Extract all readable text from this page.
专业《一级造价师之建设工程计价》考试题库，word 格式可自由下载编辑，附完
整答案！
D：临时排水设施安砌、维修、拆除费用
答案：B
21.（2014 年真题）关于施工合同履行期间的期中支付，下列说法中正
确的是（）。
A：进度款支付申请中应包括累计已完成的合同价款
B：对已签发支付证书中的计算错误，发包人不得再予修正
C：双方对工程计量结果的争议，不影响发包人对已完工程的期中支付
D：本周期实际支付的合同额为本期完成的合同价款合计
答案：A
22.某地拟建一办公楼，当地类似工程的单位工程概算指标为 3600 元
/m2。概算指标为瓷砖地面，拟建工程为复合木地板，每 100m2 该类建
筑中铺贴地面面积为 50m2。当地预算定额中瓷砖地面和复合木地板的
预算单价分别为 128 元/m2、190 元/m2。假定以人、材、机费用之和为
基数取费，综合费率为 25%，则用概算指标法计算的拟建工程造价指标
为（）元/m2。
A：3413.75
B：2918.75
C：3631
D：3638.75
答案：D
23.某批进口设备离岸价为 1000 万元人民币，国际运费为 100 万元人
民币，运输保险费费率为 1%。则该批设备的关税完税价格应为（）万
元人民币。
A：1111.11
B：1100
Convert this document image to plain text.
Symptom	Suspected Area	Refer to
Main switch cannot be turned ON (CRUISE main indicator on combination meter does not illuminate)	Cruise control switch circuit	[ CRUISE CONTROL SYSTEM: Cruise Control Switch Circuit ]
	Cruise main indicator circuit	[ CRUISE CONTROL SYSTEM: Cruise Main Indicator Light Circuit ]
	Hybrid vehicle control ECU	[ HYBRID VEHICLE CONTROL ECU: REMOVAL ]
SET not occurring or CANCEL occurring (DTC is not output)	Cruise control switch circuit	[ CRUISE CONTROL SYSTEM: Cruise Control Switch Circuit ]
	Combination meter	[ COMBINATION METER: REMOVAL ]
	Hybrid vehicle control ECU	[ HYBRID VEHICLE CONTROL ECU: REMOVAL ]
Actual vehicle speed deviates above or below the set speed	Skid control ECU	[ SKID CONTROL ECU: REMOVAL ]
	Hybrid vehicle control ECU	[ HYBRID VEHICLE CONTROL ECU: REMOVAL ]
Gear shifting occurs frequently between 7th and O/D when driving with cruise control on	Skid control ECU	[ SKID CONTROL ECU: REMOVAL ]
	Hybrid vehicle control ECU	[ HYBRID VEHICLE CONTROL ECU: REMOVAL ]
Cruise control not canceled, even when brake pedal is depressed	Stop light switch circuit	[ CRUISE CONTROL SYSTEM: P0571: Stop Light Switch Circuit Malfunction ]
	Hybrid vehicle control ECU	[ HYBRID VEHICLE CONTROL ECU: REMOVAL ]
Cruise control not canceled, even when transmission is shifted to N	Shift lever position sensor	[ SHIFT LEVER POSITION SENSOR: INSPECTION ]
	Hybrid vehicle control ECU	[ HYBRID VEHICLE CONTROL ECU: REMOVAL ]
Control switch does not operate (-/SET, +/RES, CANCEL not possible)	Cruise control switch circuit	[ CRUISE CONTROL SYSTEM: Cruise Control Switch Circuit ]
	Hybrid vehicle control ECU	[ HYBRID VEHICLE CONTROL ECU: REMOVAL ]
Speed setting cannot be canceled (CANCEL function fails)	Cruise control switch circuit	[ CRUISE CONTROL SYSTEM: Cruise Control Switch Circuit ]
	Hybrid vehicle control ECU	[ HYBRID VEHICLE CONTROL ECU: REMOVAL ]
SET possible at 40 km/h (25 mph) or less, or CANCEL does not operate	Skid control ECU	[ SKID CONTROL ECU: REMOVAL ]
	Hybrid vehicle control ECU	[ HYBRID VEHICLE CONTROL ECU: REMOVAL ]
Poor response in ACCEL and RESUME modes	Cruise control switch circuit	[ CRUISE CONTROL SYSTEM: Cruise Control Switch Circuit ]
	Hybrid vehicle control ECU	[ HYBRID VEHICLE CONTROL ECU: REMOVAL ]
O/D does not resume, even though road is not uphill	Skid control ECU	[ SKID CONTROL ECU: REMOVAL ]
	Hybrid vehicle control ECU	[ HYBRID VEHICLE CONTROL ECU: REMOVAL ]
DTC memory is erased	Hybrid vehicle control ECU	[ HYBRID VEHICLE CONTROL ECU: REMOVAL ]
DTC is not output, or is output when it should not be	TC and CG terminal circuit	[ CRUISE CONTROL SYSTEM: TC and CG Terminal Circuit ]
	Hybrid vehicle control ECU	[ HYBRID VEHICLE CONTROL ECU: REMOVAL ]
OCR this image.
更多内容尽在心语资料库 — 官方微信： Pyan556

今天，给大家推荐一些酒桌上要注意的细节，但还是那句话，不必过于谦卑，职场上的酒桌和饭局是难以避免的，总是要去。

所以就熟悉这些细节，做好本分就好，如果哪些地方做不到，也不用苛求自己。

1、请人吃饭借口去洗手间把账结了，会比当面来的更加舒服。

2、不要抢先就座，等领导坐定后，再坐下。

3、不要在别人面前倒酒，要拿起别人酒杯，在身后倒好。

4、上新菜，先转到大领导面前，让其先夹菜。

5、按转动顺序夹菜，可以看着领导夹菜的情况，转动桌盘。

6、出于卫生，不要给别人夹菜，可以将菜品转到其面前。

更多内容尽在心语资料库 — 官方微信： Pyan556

> **Exercise objective**
Quote verbatim the line containing "OCR this image." and every line after it through the end of the records above.

> **Complete output**
OCR this image.
更多内容尽在心语资料库 — 官方微信： Pyan556

今天，给大家推荐一些酒桌上要注意的细节，但还是那句话，不必过于谦卑，职场上的酒桌和饭局是难以避免的，总是要去。

所以就熟悉这些细节，做好本分就好，如果哪些地方做不到，也不用苛求自己。

1、请人吃饭借口去洗手间把账结了，会比当面来的更加舒服。

2、不要抢先就座，等领导坐定后，再坐下。

3、不要在别人面前倒酒，要拿起别人酒杯，在身后倒好。

4、上新菜，先转到大领导面前，让其先夹菜。

5、按转动顺序夹菜，可以看着领导夹菜的情况，转动桌盘。

6、出于卫生，不要给别人夹菜，可以将菜品转到其面前。

更多内容尽在心语资料库 — 官方微信： Pyan556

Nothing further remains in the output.